* _DATASET_
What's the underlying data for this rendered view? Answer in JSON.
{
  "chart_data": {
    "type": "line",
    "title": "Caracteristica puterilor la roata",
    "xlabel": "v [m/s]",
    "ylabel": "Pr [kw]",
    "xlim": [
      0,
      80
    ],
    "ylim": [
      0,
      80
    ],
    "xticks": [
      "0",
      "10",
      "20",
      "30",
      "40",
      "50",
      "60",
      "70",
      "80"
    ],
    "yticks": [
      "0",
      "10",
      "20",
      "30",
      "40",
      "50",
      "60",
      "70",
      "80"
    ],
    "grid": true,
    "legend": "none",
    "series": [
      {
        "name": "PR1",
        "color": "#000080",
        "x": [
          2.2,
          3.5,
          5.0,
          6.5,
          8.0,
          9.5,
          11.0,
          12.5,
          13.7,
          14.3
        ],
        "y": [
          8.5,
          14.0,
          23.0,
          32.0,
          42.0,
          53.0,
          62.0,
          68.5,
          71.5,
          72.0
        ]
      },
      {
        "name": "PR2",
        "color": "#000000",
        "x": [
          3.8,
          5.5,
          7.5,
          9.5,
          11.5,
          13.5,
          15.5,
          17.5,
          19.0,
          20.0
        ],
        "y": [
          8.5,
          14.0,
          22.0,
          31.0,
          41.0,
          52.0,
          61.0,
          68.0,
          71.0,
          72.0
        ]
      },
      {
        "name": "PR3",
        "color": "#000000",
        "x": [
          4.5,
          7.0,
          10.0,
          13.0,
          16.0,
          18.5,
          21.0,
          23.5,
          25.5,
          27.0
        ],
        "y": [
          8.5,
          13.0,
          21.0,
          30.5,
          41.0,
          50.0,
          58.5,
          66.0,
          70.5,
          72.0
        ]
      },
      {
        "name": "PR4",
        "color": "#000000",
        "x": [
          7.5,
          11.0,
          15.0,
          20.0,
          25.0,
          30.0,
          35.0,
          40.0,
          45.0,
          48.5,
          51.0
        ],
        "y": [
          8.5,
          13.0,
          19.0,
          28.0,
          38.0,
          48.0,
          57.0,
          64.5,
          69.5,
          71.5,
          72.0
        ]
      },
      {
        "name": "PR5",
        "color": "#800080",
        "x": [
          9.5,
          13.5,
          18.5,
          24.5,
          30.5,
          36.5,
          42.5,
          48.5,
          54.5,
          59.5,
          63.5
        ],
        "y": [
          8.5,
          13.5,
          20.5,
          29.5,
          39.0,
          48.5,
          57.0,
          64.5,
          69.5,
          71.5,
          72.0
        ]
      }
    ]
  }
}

* _WHAT THE TASK REQUIRES_
Reply with nothing but a number: how many lines of the entries above contain the string "name"?

* _RESPONSE TO THIS TASK_
5